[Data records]
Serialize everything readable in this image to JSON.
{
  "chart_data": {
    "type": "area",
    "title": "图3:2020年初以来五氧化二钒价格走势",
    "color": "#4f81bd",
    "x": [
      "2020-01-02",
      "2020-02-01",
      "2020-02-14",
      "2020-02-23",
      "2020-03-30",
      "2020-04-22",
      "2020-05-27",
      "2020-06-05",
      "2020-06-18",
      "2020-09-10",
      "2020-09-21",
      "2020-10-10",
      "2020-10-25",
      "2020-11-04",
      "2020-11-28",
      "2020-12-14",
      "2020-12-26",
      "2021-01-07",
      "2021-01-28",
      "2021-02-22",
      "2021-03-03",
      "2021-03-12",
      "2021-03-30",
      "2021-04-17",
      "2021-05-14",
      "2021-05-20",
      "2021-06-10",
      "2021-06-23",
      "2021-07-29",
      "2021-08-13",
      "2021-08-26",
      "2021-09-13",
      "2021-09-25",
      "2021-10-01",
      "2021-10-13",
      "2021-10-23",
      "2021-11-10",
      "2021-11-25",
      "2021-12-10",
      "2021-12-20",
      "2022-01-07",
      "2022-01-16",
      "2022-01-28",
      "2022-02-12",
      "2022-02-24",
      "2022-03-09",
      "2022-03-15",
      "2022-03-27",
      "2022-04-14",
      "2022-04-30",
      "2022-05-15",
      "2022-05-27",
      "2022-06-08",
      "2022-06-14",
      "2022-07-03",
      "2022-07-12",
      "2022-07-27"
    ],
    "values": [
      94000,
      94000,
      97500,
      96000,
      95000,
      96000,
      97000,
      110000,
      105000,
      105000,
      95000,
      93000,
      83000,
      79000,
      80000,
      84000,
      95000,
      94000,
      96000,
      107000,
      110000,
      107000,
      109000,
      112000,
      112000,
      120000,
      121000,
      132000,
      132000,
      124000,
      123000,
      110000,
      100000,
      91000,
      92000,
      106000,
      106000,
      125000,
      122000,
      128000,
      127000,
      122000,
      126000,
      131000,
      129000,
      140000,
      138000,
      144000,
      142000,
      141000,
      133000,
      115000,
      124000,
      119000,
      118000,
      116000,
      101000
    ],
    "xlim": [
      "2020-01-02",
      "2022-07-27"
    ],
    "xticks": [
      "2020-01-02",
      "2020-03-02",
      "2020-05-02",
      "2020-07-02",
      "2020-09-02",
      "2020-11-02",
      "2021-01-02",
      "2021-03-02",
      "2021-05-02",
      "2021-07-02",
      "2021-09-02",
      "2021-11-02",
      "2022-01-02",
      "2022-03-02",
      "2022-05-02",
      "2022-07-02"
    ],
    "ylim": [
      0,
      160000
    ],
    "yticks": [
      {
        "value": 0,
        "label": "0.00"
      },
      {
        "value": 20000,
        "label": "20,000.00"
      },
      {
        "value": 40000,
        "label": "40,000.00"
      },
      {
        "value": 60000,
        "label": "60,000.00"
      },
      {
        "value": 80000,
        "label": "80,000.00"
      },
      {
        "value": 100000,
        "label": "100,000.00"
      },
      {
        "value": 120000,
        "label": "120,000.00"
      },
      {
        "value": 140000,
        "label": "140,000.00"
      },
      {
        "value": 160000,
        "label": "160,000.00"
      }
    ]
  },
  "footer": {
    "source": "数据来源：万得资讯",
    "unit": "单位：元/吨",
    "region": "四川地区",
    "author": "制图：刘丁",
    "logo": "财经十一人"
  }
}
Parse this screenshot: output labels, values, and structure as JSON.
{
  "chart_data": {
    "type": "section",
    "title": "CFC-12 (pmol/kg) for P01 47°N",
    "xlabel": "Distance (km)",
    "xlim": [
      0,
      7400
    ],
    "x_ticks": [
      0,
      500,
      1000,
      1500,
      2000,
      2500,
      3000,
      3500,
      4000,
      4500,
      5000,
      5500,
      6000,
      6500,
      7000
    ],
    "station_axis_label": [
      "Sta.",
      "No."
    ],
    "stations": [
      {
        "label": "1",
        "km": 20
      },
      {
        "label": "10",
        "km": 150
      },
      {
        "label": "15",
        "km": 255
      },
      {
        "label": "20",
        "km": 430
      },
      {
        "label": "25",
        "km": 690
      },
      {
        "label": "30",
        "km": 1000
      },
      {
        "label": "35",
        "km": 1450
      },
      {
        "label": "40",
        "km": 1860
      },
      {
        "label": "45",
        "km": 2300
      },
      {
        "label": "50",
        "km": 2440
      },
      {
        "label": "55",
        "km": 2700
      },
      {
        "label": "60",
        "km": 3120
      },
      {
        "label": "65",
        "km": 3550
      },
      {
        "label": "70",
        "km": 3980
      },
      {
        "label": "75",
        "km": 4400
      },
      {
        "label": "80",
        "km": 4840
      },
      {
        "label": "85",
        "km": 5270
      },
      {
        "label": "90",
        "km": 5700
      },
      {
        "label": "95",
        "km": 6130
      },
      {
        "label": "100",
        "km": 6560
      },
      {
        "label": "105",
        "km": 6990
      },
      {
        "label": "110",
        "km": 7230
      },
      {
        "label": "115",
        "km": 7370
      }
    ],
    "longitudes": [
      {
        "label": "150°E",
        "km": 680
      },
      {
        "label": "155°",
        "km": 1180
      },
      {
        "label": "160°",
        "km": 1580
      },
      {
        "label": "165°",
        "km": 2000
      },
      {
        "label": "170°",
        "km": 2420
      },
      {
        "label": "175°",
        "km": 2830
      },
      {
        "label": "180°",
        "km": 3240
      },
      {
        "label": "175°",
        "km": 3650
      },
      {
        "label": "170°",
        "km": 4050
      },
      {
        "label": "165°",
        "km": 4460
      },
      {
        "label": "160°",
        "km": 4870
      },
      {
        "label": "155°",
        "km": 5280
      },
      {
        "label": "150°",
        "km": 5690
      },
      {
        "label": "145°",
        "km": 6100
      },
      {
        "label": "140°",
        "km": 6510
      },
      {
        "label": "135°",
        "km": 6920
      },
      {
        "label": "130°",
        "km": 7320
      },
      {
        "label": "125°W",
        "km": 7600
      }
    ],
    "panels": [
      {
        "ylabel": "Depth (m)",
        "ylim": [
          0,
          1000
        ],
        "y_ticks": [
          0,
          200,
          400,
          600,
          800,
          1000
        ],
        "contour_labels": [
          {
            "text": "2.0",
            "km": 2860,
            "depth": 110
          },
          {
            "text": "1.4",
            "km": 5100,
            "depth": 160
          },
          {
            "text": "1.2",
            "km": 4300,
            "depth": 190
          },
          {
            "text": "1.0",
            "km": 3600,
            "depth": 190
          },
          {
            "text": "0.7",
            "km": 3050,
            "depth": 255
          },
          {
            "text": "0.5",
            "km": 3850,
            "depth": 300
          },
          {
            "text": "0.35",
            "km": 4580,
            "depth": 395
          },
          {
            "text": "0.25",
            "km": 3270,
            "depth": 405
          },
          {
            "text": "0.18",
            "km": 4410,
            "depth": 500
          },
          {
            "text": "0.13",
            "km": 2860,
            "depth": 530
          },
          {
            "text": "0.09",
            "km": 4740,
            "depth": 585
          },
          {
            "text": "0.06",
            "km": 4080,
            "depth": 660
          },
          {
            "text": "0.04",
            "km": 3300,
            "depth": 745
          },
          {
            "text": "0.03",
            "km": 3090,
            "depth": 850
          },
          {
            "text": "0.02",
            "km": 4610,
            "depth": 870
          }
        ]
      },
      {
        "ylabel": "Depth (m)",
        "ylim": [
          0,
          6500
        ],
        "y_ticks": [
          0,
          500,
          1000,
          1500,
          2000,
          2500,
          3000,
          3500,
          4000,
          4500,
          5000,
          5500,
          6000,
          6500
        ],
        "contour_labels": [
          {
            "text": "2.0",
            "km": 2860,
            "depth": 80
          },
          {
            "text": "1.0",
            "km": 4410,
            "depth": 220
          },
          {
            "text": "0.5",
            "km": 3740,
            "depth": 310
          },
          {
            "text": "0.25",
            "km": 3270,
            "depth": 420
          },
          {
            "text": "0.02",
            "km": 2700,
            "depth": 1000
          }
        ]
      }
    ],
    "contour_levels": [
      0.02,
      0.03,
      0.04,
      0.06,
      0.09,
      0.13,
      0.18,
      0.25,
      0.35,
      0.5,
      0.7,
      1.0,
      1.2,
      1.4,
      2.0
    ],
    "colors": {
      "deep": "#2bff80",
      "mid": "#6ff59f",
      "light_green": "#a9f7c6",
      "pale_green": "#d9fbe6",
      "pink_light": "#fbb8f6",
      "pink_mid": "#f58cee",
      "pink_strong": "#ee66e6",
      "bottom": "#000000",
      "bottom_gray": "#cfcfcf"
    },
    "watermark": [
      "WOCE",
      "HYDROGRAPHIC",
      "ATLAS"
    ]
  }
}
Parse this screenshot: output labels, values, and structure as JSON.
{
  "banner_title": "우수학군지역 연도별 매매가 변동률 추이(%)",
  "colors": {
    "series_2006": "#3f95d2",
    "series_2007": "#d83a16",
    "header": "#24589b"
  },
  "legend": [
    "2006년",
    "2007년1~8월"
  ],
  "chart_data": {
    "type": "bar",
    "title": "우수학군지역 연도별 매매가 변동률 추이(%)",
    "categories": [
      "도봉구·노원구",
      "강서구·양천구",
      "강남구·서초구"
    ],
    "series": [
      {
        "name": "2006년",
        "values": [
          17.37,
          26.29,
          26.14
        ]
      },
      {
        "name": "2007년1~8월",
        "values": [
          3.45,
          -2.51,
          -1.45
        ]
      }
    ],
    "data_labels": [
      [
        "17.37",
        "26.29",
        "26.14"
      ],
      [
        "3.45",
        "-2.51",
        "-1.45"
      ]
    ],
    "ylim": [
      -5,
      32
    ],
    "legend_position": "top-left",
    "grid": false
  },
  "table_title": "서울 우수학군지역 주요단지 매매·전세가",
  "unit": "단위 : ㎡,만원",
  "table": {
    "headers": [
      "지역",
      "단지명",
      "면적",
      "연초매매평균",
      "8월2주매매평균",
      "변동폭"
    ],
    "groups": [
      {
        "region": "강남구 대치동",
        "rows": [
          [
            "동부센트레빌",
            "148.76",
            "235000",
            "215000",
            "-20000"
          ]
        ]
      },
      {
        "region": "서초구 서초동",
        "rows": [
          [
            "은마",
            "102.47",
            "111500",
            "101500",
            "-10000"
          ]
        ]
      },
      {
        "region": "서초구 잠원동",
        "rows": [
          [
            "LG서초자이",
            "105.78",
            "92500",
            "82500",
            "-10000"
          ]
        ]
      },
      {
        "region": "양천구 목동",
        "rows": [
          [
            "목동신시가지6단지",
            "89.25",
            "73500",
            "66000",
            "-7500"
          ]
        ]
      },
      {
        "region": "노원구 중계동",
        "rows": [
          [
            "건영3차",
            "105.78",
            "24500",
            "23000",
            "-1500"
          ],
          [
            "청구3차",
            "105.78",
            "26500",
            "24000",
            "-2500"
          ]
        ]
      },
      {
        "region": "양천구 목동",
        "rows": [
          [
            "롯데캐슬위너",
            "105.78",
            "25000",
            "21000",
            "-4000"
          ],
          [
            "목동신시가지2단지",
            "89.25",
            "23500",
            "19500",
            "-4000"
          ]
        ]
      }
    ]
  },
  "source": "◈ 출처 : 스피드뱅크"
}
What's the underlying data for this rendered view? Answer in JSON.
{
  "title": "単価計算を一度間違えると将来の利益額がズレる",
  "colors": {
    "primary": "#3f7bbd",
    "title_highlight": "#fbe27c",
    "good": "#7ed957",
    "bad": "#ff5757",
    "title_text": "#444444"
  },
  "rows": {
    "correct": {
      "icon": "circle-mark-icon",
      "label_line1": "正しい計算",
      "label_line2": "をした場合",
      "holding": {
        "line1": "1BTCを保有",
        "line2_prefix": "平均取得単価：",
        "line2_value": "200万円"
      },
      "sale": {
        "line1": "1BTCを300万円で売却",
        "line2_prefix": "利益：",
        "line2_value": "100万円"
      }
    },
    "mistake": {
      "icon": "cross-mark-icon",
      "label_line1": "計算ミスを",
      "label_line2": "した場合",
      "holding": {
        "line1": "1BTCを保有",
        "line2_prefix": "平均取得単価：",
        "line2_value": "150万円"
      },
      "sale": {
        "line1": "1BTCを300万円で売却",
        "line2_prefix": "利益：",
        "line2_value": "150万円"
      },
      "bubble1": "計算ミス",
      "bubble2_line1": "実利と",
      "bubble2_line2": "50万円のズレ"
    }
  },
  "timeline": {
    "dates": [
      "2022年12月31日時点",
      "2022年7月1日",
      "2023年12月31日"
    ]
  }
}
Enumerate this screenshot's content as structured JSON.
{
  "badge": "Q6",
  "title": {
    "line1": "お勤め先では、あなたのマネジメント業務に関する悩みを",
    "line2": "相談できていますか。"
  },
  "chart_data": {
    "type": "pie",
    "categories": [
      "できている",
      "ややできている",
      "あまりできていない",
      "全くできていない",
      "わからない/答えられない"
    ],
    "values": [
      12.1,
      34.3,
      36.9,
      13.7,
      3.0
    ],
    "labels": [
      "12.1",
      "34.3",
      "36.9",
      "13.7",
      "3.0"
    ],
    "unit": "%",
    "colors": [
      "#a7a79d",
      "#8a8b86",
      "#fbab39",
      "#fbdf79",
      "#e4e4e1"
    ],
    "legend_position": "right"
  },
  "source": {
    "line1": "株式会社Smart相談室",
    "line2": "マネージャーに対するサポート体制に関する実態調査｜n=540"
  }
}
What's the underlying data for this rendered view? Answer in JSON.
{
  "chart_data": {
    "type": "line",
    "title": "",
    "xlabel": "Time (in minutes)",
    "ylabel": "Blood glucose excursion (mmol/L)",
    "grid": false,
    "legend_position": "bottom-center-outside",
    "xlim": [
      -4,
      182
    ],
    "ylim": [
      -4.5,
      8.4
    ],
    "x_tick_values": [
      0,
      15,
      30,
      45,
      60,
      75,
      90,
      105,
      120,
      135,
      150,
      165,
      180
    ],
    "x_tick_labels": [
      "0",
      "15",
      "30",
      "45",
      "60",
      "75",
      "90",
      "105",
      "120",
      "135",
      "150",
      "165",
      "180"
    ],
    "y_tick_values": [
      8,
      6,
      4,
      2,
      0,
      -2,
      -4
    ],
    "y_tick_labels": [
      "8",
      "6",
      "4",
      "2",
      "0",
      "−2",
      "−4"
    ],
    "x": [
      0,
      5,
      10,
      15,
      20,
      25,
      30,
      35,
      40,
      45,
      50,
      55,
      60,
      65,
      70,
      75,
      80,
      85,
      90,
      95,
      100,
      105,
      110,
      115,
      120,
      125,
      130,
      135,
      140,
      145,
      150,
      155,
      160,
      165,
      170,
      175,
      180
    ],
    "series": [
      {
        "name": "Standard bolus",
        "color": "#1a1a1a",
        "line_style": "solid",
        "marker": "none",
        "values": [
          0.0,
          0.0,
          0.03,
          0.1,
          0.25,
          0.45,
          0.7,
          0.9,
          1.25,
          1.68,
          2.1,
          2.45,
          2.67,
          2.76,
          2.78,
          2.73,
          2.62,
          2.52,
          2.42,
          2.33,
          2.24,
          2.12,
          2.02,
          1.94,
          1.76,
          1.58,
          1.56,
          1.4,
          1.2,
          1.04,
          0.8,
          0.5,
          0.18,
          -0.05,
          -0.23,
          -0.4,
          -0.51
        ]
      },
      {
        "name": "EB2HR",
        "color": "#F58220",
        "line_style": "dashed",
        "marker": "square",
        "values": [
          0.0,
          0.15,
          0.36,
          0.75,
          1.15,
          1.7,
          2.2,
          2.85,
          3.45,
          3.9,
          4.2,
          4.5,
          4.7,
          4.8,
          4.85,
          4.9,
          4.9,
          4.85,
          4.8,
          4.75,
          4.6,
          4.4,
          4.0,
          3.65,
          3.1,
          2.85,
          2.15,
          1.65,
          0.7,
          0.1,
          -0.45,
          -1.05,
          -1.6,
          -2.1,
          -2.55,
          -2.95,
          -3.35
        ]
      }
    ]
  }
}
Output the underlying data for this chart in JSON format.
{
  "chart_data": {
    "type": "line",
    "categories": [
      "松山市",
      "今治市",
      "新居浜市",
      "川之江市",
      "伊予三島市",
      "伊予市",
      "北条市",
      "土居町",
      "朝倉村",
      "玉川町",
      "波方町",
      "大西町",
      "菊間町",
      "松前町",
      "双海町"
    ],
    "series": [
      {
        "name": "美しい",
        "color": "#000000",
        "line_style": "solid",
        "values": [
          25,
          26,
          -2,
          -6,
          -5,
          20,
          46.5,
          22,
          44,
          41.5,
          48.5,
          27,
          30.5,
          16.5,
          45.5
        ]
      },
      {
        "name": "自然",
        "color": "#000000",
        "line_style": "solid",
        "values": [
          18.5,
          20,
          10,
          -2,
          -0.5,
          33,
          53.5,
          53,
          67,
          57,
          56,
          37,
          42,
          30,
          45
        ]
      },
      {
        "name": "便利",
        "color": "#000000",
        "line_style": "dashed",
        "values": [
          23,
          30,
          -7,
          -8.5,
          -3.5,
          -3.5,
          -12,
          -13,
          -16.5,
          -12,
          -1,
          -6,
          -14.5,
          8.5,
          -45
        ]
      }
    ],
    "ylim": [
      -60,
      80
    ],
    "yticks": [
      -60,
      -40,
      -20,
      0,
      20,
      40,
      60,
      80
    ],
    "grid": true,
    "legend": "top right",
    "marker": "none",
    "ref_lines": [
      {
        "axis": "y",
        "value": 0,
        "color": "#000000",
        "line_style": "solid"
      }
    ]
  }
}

Exercise aim. Which lines contain "source"? Copy each of them.

Result.
    "source": "数据来源：万得资讯",
  "source": "◈ 출처 : 스피드뱅크"
  "source": {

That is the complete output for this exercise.